Every line of the records must be repeated exactly; pictures stay out.

----

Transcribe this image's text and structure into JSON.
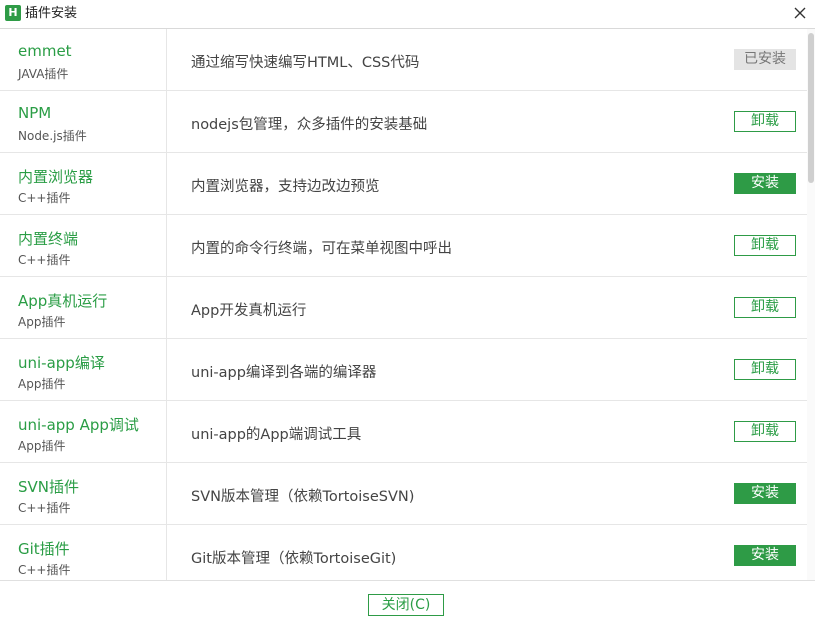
{
  "window": {
    "icon_letter": "H",
    "title": "插件安装"
  },
  "plugins": [
    {
      "name": "emmet",
      "type": "JAVA插件",
      "desc": "通过缩写快速编写HTML、CSS代码",
      "action": "已安装",
      "state": "installed"
    },
    {
      "name": "NPM",
      "type": "Node.js插件",
      "desc": "nodejs包管理，众多插件的安装基础",
      "action": "卸载",
      "state": "uninstall"
    },
    {
      "name": "内置浏览器",
      "type": "C++插件",
      "desc": "内置浏览器，支持边改边预览",
      "action": "安装",
      "state": "install"
    },
    {
      "name": "内置终端",
      "type": "C++插件",
      "desc": "内置的命令行终端，可在菜单视图中呼出",
      "action": "卸载",
      "state": "uninstall"
    },
    {
      "name": "App真机运行",
      "type": "App插件",
      "desc": "App开发真机运行",
      "action": "卸载",
      "state": "uninstall"
    },
    {
      "name": "uni-app编译",
      "type": "App插件",
      "desc": "uni-app编译到各端的编译器",
      "action": "卸载",
      "state": "uninstall"
    },
    {
      "name": "uni-app App调试",
      "type": "App插件",
      "desc": "uni-app的App端调试工具",
      "action": "卸载",
      "state": "uninstall"
    },
    {
      "name": "SVN插件",
      "type": "C++插件",
      "desc": "SVN版本管理（依赖TortoiseSVN)",
      "action": "安装",
      "state": "install"
    },
    {
      "name": "Git插件",
      "type": "C++插件",
      "desc": "Git版本管理（依赖TortoiseGit)",
      "action": "安装",
      "state": "install"
    }
  ],
  "footer": {
    "close_label": "关闭(C)"
  },
  "colors": {
    "accent": "#2e9b46",
    "installed_bg": "#e4e4e4"
  }
}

----

▸ Result:
Transcribe this image's text and structure into JSON.
{
  "window": {
    "icon_letter": "H",
    "title": "插件安装"
  },
  "plugins": [
    {
      "name": "emmet",
      "type": "JAVA插件",
      "desc": "通过缩写快速编写HTML、CSS代码",
      "action": "已安装",
      "state": "installed"
    },
    {
      "name": "NPM",
      "type": "Node.js插件",
      "desc": "nodejs包管理，众多插件的安装基础",
      "action": "卸载",
      "state": "uninstall"
    },
    {
      "name": "内置浏览器",
      "type": "C++插件",
      "desc": "内置浏览器，支持边改边预览",
      "action": "安装",
      "state": "install"
    },
    {
      "name": "内置终端",
      "type": "C++插件",
      "desc": "内置的命令行终端，可在菜单视图中呼出",
      "action": "卸载",
      "state": "uninstall"
    },
    {
      "name": "App真机运行",
      "type": "App插件",
      "desc": "App开发真机运行",
      "action": "卸载",
      "state": "uninstall"
    },
    {
      "name": "uni-app编译",
      "type": "App插件",
      "desc": "uni-app编译到各端的编译器",
      "action": "卸载",
      "state": "uninstall"
    },
    {
      "name": "uni-app App调试",
      "type": "App插件",
      "desc": "uni-app的App端调试工具",
      "action": "卸载",
      "state": "uninstall"
    },
    {
      "name": "SVN插件",
      "type": "C++插件",
      "desc": "SVN版本管理（依赖TortoiseSVN)",
      "action": "安装",
      "state": "install"
    },
    {
      "name": "Git插件",
      "type": "C++插件",
      "desc": "Git版本管理（依赖TortoiseGit)",
      "action": "安装",
      "state": "install"
    }
  ],
  "footer": {
    "close_label": "关闭(C)"
  },
  "colors": {
    "accent": "#2e9b46",
    "installed_bg": "#e4e4e4"
  }
}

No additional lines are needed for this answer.